▸ Text block
┌────────

The answer admits the judgment and execution, and avers that complainant had notice of the suit before the justice-that he appeared at the trial and admitted the debt to be just, on which judgment was entered against him.

The cause was submitted on bill and answer.

By the COURT.

Let the injunction be dissolved and the bill dismissed.

2 HAMMOND, 24.

NUMLIN v. WESTLAKE.

JUDGES PEASE AND BURNET.

1825.

Where a suit is brought in the name of one person for the use of another, it is not necessary to show an assignment of the subject of the action

It appeared from the record, that a certiorari had issued from the Common Pleas of Gallia, to John Kerr, a justice of the peace, who returned the same with a transcript annexed, from which it appeared that a summons issued in the name of Jane Scott for the use of Workman, against Samuel Westlake, which was returned served. That defendant appeared and confessed judgment for $21 00 and cost. That sundry executions had been issued by the justice, on which no property was found. That the proceedings before the justice had been staid by an injunction which was afterwards dissolved. That the justice then issued a summons on the injunction bond, in the name of Scott, for the use of Workman, against the defendants Samuel Westlake and his securities. That the defendants appeared, made no defence, and that judgment was entered by the justice for the penalty of the bond, to be released on the payment of $28 47.

After the return of this transcript diminution was suggested, and a further return obtained, setting out the original note, on which the suit was brought. It did not appear from the note that it had been assigned to Workman. Pending the certiorari, Jane Scott died, and N. Numlin, administrator, was made party. The following reasons were assigned on the certiorari:

1. "The suit was brought in the name of Jane Scott, and the judgment was rendered in the name of Jane Scott, for the use of Workman."

2. "It does not appear that Workman had any interest in the note on which suit was brought, as there was no assignment, or order by Jane Scott to Workman for the payment of the same to him."

└────────

▸ Required task 1
Update the listing between the lines holding "Bar bbox=[650, 540, 680, 570]" and "Circle shape bbox=[811, 266, 829, 284]", inclusive, by changing "Bar" to "Rectangle" and keeping everything else as it is. Return only those lines.

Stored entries
┌────────

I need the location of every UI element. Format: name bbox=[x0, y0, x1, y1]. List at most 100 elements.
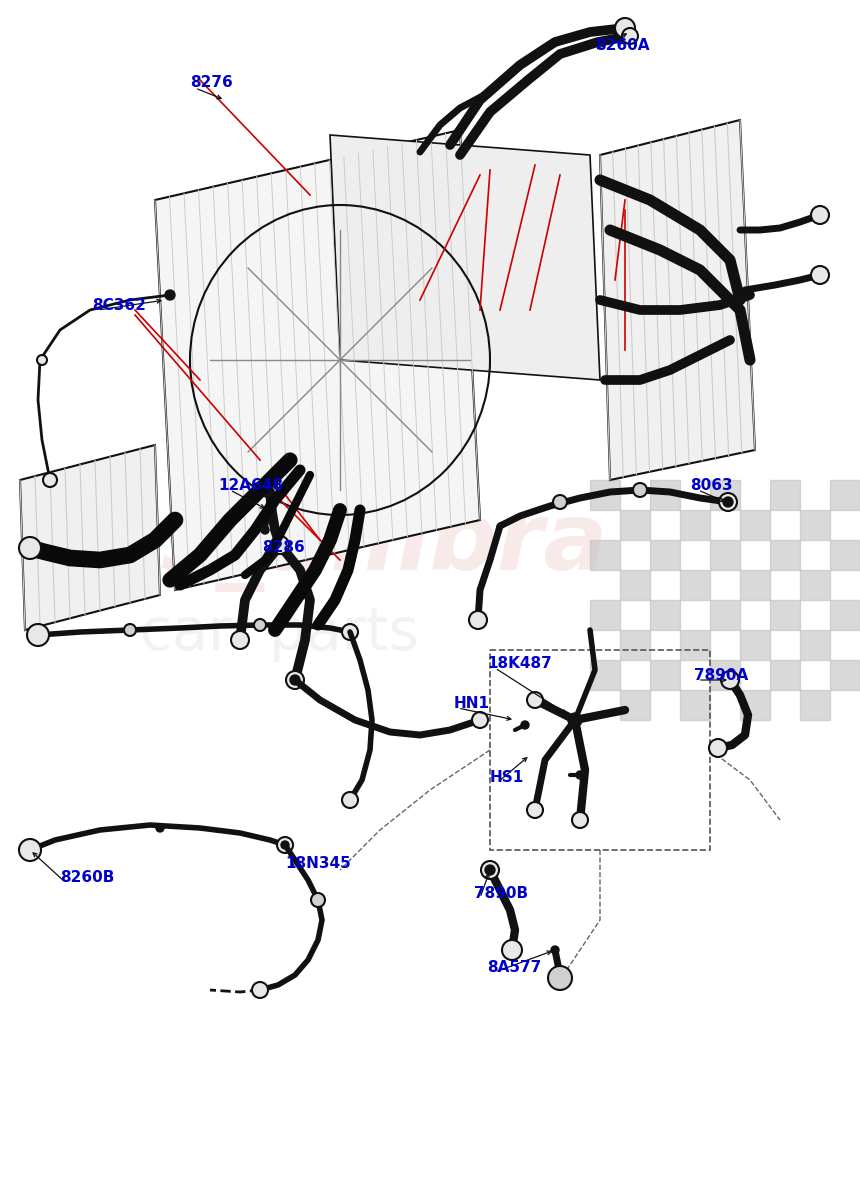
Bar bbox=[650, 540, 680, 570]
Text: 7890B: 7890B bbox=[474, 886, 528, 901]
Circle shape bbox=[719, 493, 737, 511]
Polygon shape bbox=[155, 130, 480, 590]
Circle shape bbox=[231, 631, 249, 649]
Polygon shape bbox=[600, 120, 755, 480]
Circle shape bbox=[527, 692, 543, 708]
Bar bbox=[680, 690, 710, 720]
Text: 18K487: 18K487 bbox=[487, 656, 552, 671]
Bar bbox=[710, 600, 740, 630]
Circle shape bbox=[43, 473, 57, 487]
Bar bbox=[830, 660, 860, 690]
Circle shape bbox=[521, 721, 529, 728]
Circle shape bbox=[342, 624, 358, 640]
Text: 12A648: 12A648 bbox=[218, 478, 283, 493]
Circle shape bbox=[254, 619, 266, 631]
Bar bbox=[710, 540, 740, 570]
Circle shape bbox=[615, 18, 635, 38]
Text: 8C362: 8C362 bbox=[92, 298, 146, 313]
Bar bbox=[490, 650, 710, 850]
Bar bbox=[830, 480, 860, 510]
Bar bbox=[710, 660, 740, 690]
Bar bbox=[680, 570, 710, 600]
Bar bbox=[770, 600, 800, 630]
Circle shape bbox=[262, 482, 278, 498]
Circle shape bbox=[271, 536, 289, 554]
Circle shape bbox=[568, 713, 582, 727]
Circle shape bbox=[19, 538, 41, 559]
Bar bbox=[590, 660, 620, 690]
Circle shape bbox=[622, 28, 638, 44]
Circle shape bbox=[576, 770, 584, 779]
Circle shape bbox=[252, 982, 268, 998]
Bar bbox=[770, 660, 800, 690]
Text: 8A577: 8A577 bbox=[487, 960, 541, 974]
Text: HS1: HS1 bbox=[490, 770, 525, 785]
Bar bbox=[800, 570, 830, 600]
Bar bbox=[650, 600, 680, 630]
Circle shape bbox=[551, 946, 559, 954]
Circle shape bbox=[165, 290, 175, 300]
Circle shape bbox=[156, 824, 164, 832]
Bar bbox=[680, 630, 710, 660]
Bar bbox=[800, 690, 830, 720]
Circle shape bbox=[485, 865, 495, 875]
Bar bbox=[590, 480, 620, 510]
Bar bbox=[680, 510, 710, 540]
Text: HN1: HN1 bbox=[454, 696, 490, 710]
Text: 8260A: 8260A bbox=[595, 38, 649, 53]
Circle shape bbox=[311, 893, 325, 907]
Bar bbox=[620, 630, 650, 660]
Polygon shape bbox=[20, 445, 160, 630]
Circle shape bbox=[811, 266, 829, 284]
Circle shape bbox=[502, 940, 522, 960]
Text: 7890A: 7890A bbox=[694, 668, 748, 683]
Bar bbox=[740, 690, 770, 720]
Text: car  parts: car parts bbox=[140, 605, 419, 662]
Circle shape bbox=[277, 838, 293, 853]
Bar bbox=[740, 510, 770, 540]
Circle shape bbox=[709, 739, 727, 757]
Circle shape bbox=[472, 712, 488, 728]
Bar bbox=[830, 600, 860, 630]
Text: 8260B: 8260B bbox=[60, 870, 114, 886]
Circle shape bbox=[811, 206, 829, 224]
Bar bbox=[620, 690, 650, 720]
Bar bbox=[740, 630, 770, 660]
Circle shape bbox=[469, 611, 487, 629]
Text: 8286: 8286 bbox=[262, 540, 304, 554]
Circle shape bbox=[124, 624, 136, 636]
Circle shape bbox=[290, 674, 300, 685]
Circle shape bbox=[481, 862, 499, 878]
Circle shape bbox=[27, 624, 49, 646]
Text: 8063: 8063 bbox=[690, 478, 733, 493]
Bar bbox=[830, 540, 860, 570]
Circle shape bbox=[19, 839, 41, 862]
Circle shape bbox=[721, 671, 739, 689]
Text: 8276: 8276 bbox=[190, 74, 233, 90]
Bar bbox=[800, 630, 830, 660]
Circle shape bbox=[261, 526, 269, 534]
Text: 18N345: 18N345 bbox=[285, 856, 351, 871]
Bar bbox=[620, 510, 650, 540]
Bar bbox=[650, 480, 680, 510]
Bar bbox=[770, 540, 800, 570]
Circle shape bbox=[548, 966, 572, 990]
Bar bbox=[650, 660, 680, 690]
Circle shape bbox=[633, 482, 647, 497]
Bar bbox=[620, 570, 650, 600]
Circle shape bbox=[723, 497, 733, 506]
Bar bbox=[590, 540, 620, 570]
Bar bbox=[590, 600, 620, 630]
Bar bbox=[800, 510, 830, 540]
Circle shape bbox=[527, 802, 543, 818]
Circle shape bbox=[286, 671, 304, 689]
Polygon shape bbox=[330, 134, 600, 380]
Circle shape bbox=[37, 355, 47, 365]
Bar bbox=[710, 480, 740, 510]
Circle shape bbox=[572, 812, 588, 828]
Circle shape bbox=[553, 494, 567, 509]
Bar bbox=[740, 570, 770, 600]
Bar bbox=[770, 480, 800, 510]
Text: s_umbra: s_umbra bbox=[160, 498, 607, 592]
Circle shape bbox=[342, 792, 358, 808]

└────────

▸ Required task 2
According to the court case text, who died while the certiorari was pending?

▸ Exercise answer 1
Rectangle bbox=[650, 540, 680, 570]
Text: 7890B: 7890B bbox=[474, 886, 528, 901]
Circle shape bbox=[719, 493, 737, 511]
Polygon shape bbox=[155, 130, 480, 590]
Circle shape bbox=[231, 631, 249, 649]
Polygon shape bbox=[600, 120, 755, 480]
Circle shape bbox=[527, 692, 543, 708]
Rectangle bbox=[680, 690, 710, 720]
Text: 18K487: 18K487 bbox=[487, 656, 552, 671]
Rectangle bbox=[710, 600, 740, 630]
Circle shape bbox=[43, 473, 57, 487]
Rectangle bbox=[830, 660, 860, 690]
Circle shape bbox=[521, 721, 529, 728]
Circle shape bbox=[342, 624, 358, 640]
Text: 12A648: 12A648 bbox=[218, 478, 283, 493]
Circle shape bbox=[254, 619, 266, 631]
Rectangle bbox=[710, 540, 740, 570]
Circle shape bbox=[615, 18, 635, 38]
Text: 8C362: 8C362 bbox=[92, 298, 146, 313]
Rectangle bbox=[490, 650, 710, 850]
Rectangle bbox=[830, 480, 860, 510]
Rectangle bbox=[710, 660, 740, 690]
Rectangle bbox=[680, 570, 710, 600]
Rectangle bbox=[770, 600, 800, 630]
Circle shape bbox=[262, 482, 278, 498]
Circle shape bbox=[271, 536, 289, 554]
Circle shape bbox=[568, 713, 582, 727]
Circle shape bbox=[19, 538, 41, 559]
Rectangle bbox=[590, 660, 620, 690]
Circle shape bbox=[622, 28, 638, 44]
Circle shape bbox=[576, 770, 584, 779]
Circle shape bbox=[252, 982, 268, 998]
Rectangle bbox=[770, 660, 800, 690]
Text: 8A577: 8A577 bbox=[487, 960, 541, 974]
Text: HS1: HS1 bbox=[490, 770, 525, 785]
Rectangle bbox=[800, 570, 830, 600]
Rectangle bbox=[650, 600, 680, 630]
Circle shape bbox=[551, 946, 559, 954]
Circle shape bbox=[165, 290, 175, 300]
Circle shape bbox=[156, 824, 164, 832]
Rectangle bbox=[680, 630, 710, 660]
Rectangle bbox=[800, 690, 830, 720]
Circle shape bbox=[485, 865, 495, 875]
Rectangle bbox=[590, 480, 620, 510]
Rectangle bbox=[680, 510, 710, 540]
Text: HN1: HN1 bbox=[454, 696, 490, 710]
Text: 8260A: 8260A bbox=[595, 38, 649, 53]
Circle shape bbox=[311, 893, 325, 907]
Rectangle bbox=[620, 630, 650, 660]
Polygon shape bbox=[20, 445, 160, 630]
Circle shape bbox=[811, 266, 829, 284]

▸ Exercise answer 2
Jane Scott.